Set problem:
Retype all of the data exactly as given.

:::::

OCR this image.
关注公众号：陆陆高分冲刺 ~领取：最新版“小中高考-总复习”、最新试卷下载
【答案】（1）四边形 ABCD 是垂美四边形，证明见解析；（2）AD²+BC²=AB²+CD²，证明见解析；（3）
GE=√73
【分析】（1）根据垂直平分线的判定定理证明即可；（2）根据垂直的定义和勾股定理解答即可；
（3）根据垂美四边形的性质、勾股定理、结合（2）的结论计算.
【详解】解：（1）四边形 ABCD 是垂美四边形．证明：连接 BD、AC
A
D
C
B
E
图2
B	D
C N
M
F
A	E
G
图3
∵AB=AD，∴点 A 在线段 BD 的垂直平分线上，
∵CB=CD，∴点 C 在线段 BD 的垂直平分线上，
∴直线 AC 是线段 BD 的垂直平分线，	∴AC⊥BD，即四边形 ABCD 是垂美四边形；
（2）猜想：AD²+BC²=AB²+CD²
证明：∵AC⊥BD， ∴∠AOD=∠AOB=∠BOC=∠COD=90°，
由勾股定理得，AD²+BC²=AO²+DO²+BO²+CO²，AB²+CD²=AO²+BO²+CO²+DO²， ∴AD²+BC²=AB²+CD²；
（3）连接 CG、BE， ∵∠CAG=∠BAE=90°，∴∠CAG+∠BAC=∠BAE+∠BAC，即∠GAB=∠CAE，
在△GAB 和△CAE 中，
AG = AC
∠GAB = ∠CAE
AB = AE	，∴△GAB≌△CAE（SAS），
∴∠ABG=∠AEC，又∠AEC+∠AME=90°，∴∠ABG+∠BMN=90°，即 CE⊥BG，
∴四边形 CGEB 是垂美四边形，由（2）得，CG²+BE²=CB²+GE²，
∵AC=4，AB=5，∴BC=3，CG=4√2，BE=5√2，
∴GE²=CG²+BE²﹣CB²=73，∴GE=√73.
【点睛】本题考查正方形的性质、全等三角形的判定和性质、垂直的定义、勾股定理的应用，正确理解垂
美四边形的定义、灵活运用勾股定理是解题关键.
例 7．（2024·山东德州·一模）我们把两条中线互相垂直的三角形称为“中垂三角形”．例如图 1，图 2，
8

:::::

Finished exercise:
OCR this image.
关注公众号：陆陆高分冲刺 ~领取：最新版“小中高考-总复习”、最新试卷下载
【答案】（1）四边形 ABCD 是垂美四边形，证明见解析；（2）AD²+BC²=AB²+CD²，证明见解析；（3）
GE=√73
【分析】（1）根据垂直平分线的判定定理证明即可；（2）根据垂直的定义和勾股定理解答即可；
（3）根据垂美四边形的性质、勾股定理、结合（2）的结论计算.
【详解】解：（1）四边形 ABCD 是垂美四边形．证明：连接 BD、AC
A
D
C
B
E
图2
B	D
C N
M
F
A	E
G
图3
∵AB=AD，∴点 A 在线段 BD 的垂直平分线上，
∵CB=CD，∴点 C 在线段 BD 的垂直平分线上，
∴直线 AC 是线段 BD 的垂直平分线，	∴AC⊥BD，即四边形 ABCD 是垂美四边形；
（2）猜想：AD²+BC²=AB²+CD²
证明：∵AC⊥BD， ∴∠AOD=∠AOB=∠BOC=∠COD=90°，
由勾股定理得，AD²+BC²=AO²+DO²+BO²+CO²，AB²+CD²=AO²+BO²+CO²+DO²， ∴AD²+BC²=AB²+CD²；
（3）连接 CG、BE， ∵∠CAG=∠BAE=90°，∴∠CAG+∠BAC=∠BAE+∠BAC，即∠GAB=∠CAE，
在△GAB 和△CAE 中，
AG = AC
∠GAB = ∠CAE
AB = AE	，∴△GAB≌△CAE（SAS），
∴∠ABG=∠AEC，又∠AEC+∠AME=90°，∴∠ABG+∠BMN=90°，即 CE⊥BG，
∴四边形 CGEB 是垂美四边形，由（2）得，CG²+BE²=CB²+GE²，
∵AC=4，AB=5，∴BC=3，CG=4√2，BE=5√2，
∴GE²=CG²+BE²﹣CB²=73，∴GE=√73.
【点睛】本题考查正方形的性质、全等三角形的判定和性质、垂直的定义、勾股定理的应用，正确理解垂
美四边形的定义、灵活运用勾股定理是解题关键.
例 7．（2024·山东德州·一模）我们把两条中线互相垂直的三角形称为“中垂三角形”．例如图 1，图 2，
8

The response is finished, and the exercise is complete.